• **REQUIREMENTS**
Below is a block of records; repeat each one exactly.
>> BEGIN RECORDS TO USE
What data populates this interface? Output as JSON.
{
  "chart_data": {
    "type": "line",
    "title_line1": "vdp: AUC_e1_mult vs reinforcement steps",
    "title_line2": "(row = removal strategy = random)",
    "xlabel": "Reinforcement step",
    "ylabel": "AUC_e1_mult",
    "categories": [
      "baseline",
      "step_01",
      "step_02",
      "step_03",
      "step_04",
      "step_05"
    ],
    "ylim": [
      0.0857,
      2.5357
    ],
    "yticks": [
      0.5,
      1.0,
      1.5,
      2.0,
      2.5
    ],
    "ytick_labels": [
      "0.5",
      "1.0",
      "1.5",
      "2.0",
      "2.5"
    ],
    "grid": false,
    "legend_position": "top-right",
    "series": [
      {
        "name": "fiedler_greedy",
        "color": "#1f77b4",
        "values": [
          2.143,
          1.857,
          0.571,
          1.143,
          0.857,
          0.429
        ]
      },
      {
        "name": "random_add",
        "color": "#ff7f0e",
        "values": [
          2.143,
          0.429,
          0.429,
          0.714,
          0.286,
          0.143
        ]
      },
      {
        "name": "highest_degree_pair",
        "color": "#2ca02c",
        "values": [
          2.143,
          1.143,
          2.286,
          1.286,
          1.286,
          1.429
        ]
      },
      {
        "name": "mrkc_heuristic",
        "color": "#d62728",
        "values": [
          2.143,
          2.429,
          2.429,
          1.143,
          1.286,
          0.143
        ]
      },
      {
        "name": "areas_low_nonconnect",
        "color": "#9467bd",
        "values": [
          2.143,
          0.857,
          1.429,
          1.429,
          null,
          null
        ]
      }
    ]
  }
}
>> END RECORDS TO USE
• **OUTPUT FOR THIS EXERCISE**
What data populates this interface? Output as JSON.
{
  "chart_data": {
    "type": "line",
    "title_line1": "vdp: AUC_e1_mult vs reinforcement steps",
    "title_line2": "(row = removal strategy = random)",
    "xlabel": "Reinforcement step",
    "ylabel": "AUC_e1_mult",
    "categories": [
      "baseline",
      "step_01",
      "step_02",
      "step_03",
      "step_04",
      "step_05"
    ],
    "ylim": [
      0.0857,
      2.5357
    ],
    "yticks": [
      0.5,
      1.0,
      1.5,
      2.0,
      2.5
    ],
    "ytick_labels": [
      "0.5",
      "1.0",
      "1.5",
      "2.0",
      "2.5"
    ],
    "grid": false,
    "legend_position": "top-right",
    "series": [
      {
        "name": "fiedler_greedy",
        "color": "#1f77b4",
        "values": [
          2.143,
          1.857,
          0.571,
          1.143,
          0.857,
          0.429
        ]
      },
      {
        "name": "random_add",
        "color": "#ff7f0e",
        "values": [
          2.143,
          0.429,
          0.429,
          0.714,
          0.286,
          0.143
        ]
      },
      {
        "name": "highest_degree_pair",
        "color": "#2ca02c",
        "values": [
          2.143,
          1.143,
          2.286,
          1.286,
          1.286,
          1.429
        ]
      },
      {
        "name": "mrkc_heuristic",
        "color": "#d62728",
        "values": [
          2.143,
          2.429,
          2.429,
          1.143,
          1.286,
          0.143
        ]
      },
      {
        "name": "areas_low_nonconnect",
        "color": "#9467bd",
        "values": [
          2.143,
          0.857,
          1.429,
          1.429,
          null,
          null
        ]
      }
    ]
  }
}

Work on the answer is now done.